----- MATERIAL TO PROCESS

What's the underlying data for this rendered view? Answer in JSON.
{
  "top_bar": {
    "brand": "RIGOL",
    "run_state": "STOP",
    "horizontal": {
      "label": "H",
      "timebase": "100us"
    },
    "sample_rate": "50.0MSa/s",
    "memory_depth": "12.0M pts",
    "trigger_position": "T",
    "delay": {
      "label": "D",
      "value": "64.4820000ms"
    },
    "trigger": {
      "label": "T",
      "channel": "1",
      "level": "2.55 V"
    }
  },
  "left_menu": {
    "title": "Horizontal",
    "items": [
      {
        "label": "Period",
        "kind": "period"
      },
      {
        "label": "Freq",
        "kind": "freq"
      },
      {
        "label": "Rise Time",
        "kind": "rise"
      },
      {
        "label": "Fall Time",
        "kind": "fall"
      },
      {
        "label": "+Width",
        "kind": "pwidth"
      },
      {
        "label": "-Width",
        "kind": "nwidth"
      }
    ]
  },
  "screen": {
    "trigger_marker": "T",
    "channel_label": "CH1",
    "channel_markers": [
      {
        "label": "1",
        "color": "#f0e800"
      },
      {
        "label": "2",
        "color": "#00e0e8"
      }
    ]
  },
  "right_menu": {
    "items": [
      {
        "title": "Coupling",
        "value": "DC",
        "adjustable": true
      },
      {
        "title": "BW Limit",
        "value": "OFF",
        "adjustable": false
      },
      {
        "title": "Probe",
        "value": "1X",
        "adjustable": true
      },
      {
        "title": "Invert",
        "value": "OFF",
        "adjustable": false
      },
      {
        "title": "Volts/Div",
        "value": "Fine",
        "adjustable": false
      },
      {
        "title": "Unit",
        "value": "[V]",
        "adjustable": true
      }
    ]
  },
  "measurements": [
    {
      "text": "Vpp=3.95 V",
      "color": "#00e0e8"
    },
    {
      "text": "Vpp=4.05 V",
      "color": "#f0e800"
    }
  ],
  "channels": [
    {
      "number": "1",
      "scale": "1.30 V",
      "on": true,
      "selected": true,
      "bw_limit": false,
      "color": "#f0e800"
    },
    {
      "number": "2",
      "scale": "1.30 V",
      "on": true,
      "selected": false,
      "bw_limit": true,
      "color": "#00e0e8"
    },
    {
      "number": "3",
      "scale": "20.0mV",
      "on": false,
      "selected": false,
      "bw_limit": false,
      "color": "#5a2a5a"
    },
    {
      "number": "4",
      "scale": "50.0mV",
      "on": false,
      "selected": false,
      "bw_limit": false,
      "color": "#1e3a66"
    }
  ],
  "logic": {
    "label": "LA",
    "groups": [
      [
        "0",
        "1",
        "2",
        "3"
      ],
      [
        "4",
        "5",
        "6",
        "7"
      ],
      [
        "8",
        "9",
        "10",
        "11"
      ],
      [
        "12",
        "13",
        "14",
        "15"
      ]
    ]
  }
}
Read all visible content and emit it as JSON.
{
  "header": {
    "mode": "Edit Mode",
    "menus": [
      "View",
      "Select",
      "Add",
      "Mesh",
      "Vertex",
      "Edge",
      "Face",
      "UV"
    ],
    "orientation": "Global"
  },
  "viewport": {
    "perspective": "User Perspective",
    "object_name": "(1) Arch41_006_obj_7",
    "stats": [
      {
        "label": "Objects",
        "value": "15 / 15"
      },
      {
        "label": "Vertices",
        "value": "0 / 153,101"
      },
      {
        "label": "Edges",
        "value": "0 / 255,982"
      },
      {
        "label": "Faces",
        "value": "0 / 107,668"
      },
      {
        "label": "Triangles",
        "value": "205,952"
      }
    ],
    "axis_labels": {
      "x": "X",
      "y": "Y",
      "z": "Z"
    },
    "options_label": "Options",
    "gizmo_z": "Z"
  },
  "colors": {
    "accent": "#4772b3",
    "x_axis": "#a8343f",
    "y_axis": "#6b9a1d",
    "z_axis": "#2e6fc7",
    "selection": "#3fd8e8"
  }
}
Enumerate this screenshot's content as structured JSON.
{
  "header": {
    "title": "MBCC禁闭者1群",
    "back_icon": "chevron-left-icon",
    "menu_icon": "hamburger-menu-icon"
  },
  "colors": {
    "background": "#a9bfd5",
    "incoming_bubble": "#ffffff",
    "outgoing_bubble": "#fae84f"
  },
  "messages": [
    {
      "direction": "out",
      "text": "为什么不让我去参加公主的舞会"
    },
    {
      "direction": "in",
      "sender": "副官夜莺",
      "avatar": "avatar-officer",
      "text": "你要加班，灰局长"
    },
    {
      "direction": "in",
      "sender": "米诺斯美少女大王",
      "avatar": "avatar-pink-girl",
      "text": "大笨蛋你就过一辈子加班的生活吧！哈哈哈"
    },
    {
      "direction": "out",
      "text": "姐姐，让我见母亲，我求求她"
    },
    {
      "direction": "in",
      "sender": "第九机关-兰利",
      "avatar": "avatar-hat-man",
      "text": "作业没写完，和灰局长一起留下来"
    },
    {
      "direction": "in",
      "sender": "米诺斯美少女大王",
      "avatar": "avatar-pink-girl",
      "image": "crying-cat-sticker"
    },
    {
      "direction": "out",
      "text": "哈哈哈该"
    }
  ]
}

----------

From the entries, report each line that includes the word "scale".

      "scale": "1.30 V",
      "scale": "1.30 V",
      "scale": "20.0mV",
      "scale": "50.0mV",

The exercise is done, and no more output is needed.